Short exercise: Locate and copy each line in the data that contains the word "avançados".

Data supplied:
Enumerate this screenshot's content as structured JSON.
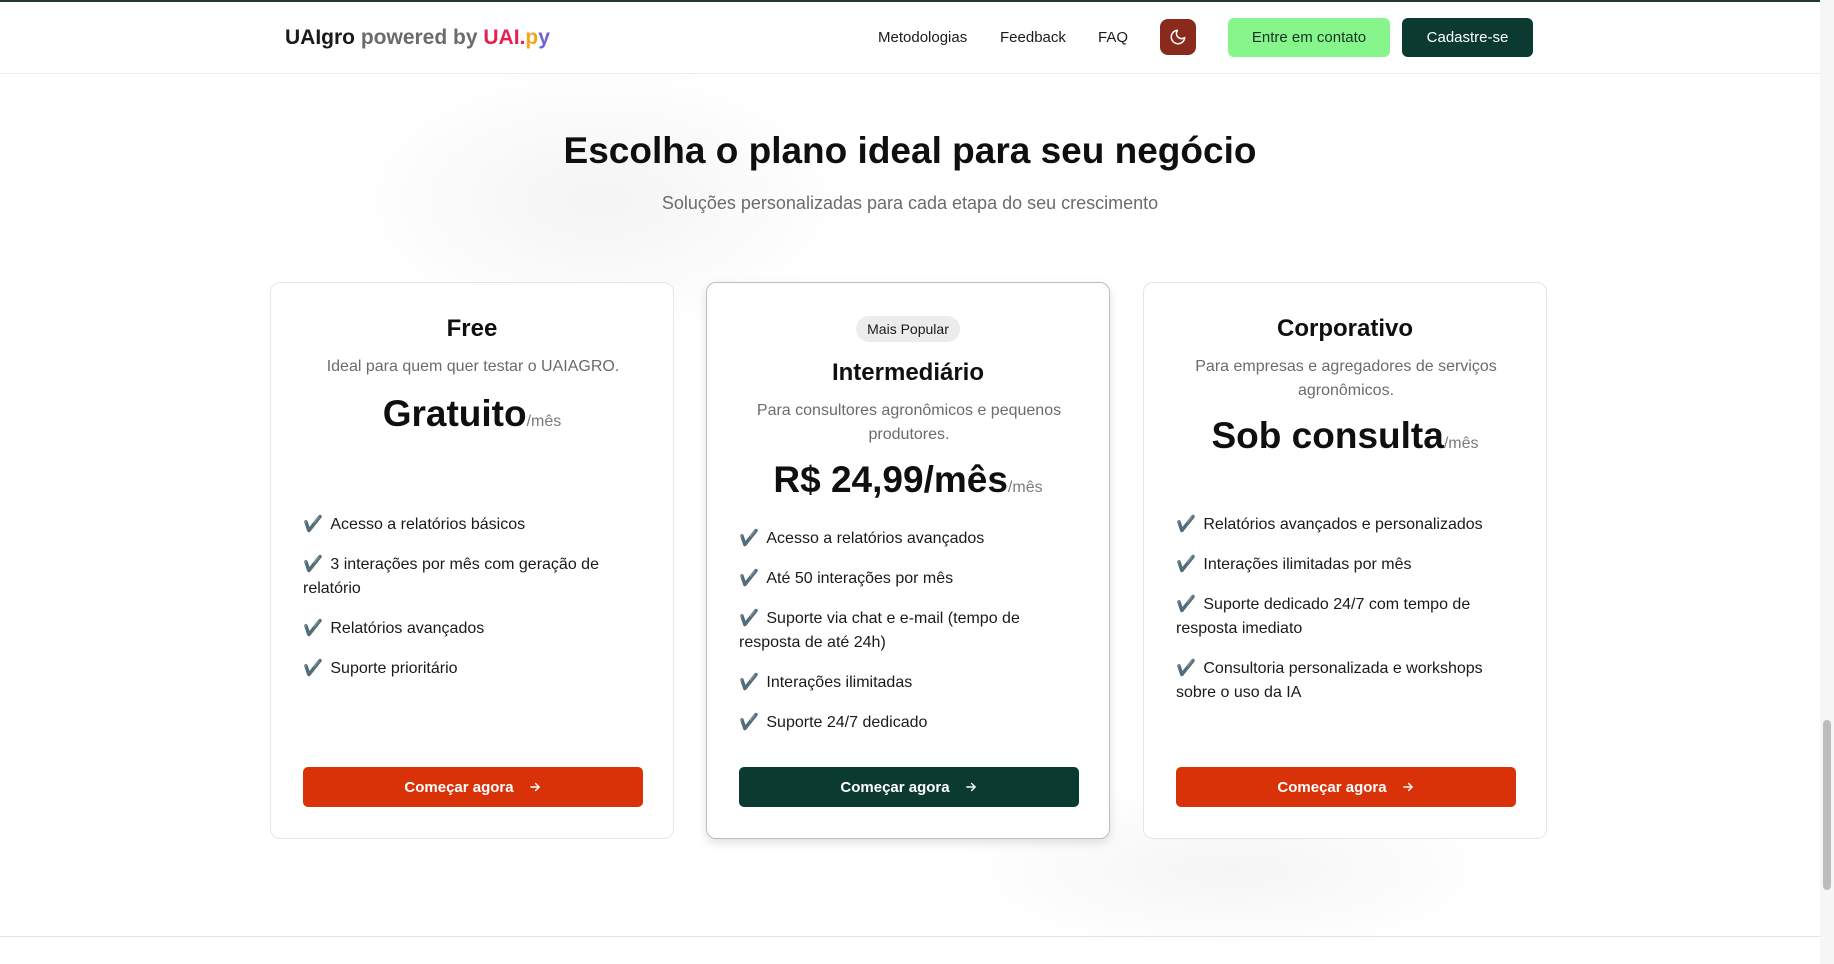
{
  "header": {
    "brand": {
      "name": "UAIgro",
      "powered": "powered by",
      "uai": "UAI",
      "dot": ".",
      "p": "p",
      "y": "y"
    },
    "nav": [
      "Metodologias",
      "Feedback",
      "FAQ"
    ],
    "theme_icon": "moon-icon",
    "contact_label": "Entre em contato",
    "signup_label": "Cadastre-se"
  },
  "hero": {
    "title": "Escolha o plano ideal para seu negócio",
    "subtitle": "Soluções personalizadas para cada etapa do seu crescimento"
  },
  "plans": [
    {
      "name": "Free",
      "description": "Ideal para quem quer testar o UAIAGRO.",
      "price": "Gratuito",
      "period": "/mês",
      "features": [
        "Acesso a relatórios básicos",
        "3 interações por mês com geração de relatório",
        "Relatórios avançados",
        "Suporte prioritário"
      ],
      "cta": "Começar agora"
    },
    {
      "badge": "Mais Popular",
      "name": "Intermediário",
      "description": "Para consultores agronômicos e pequenos produtores.",
      "price": "R$ 24,99/mês",
      "period": "/mês",
      "features": [
        "Acesso a relatórios avançados",
        "Até 50 interações por mês",
        "Suporte via chat e e-mail (tempo de resposta de até 24h)",
        "Interações ilimitadas",
        "Suporte 24/7 dedicado"
      ],
      "cta": "Começar agora"
    },
    {
      "name": "Corporativo",
      "description": "Para empresas e agregadores de serviços agronômicos.",
      "price": "Sob consulta",
      "period": "/mês",
      "features": [
        "Relatórios avançados e personalizados",
        "Interações ilimitadas por mês",
        "Suporte dedicado 24/7 com tempo de resposta imediato",
        "Consultoria personalizada e workshops sobre o uso da IA"
      ],
      "cta": "Começar agora"
    }
  ],
  "check_glyph": "✔️",
  "colors": {
    "brand_dark": "#0b3b30",
    "accent_orange": "#d93209",
    "contact_green": "#86f58c",
    "theme_button": "#8a2a1c"
  }
}
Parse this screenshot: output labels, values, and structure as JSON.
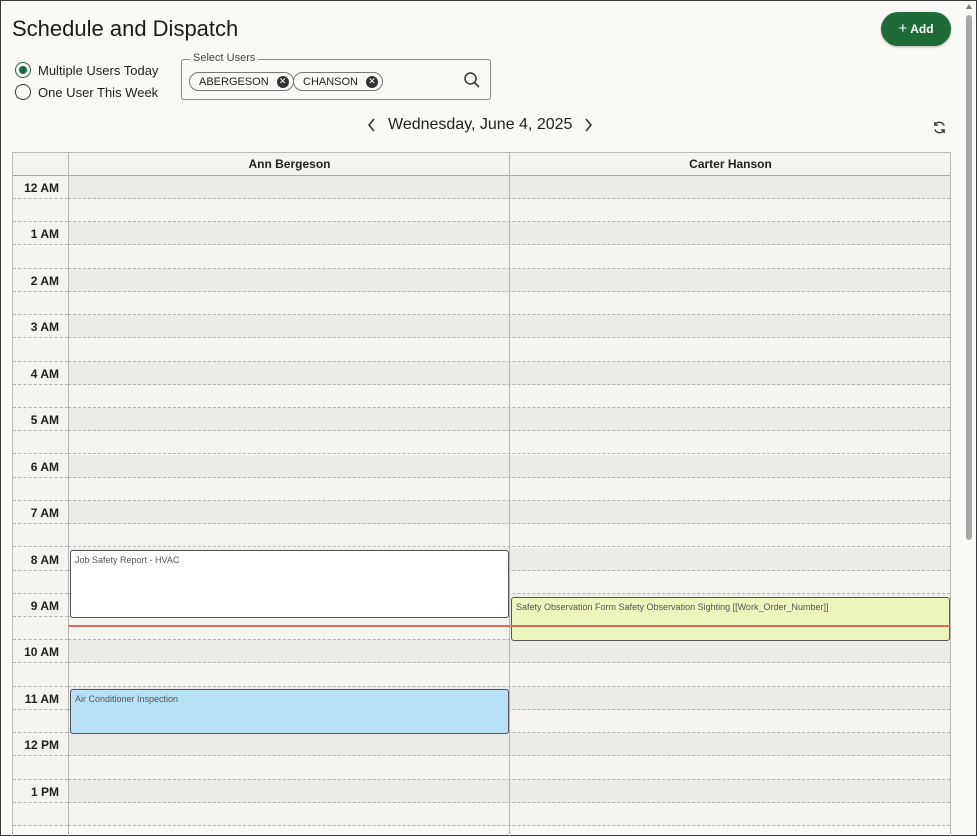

Worked solution:
        "Relatórios avançados",
        "Acesso a relatórios avançados",
        "Relatórios avançados e personalizados",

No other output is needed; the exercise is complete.